SET EXERCISE: What is the number of lines containing the string "Recebida"? Answer with the number only.

Dataset records
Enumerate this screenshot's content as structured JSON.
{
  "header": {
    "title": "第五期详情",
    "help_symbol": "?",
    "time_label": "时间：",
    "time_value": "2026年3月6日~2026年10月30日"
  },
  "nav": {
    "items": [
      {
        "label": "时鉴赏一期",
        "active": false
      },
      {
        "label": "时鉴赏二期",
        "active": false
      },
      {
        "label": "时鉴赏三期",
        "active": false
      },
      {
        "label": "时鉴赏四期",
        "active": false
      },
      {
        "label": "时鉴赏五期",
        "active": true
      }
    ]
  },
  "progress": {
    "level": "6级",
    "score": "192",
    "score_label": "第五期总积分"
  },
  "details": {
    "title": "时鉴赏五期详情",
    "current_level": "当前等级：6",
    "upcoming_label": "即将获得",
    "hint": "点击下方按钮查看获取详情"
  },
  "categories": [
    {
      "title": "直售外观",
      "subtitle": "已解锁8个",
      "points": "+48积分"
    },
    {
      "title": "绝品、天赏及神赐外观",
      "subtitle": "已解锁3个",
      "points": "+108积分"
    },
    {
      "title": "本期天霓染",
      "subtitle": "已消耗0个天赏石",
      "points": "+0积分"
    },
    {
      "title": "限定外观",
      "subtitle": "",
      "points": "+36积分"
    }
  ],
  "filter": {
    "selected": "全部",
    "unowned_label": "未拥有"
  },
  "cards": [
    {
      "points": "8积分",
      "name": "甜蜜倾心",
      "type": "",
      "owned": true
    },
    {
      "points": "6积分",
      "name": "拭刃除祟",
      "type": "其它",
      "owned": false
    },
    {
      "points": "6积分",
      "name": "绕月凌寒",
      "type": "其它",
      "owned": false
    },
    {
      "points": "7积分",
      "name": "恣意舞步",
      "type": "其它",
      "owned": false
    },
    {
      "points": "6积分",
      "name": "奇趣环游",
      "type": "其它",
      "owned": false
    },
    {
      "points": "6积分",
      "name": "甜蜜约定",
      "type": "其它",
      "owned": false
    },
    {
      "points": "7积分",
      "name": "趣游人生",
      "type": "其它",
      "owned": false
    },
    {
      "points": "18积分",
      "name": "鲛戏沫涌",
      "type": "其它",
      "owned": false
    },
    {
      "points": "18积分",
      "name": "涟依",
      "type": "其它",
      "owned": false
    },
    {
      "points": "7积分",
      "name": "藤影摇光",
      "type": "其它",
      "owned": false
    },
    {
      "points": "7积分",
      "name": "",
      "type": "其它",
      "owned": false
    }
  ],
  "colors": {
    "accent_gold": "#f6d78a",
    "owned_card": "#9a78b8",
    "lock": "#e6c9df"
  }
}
* * *
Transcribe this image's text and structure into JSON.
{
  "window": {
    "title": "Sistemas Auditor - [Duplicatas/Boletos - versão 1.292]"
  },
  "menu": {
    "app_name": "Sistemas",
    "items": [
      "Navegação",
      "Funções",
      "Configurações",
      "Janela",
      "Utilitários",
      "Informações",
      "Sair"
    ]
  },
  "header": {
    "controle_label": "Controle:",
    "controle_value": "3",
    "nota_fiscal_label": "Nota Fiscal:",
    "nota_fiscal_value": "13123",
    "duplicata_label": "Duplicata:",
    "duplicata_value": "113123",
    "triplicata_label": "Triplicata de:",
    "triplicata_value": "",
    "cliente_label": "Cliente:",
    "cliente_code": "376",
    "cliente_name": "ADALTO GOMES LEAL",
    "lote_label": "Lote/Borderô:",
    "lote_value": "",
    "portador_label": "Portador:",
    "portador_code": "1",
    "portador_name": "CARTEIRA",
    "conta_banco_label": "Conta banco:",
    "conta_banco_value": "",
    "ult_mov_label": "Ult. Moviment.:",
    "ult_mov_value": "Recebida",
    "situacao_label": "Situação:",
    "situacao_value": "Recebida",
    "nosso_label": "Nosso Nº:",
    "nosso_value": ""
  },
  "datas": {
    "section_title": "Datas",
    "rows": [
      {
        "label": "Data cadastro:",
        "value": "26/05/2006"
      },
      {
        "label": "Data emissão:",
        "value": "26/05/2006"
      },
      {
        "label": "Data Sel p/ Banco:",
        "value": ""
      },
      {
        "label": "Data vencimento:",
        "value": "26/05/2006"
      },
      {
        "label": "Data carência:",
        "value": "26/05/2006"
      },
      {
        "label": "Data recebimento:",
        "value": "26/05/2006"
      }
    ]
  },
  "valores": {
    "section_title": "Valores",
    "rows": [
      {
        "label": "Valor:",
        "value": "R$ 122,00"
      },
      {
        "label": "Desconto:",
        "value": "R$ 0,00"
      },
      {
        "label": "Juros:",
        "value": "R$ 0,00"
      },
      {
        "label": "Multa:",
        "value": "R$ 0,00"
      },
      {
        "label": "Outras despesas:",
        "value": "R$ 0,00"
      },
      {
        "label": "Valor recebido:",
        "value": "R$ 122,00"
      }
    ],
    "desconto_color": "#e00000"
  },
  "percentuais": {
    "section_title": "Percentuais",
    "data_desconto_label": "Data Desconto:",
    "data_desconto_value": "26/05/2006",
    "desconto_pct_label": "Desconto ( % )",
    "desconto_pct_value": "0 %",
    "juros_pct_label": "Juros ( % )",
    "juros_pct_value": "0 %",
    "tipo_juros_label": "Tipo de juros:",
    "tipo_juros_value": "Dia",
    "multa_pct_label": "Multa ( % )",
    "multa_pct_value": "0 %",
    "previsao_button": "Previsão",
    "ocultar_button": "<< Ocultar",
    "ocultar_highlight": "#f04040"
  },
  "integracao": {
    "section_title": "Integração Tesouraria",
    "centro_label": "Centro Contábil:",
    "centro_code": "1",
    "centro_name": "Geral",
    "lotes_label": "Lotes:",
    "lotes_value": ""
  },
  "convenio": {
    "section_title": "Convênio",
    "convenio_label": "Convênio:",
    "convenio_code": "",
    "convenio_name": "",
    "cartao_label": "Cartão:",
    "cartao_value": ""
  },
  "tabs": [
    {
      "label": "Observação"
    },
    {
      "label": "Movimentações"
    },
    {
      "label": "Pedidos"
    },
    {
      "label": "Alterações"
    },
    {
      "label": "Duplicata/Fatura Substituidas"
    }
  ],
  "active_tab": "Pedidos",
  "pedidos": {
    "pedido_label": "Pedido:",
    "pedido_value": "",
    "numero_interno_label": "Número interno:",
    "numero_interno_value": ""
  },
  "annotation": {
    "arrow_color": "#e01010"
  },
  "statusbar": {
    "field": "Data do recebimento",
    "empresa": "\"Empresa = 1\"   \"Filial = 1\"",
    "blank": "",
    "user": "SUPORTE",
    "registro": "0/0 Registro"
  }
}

RESULT OF THE EXERCISE: 2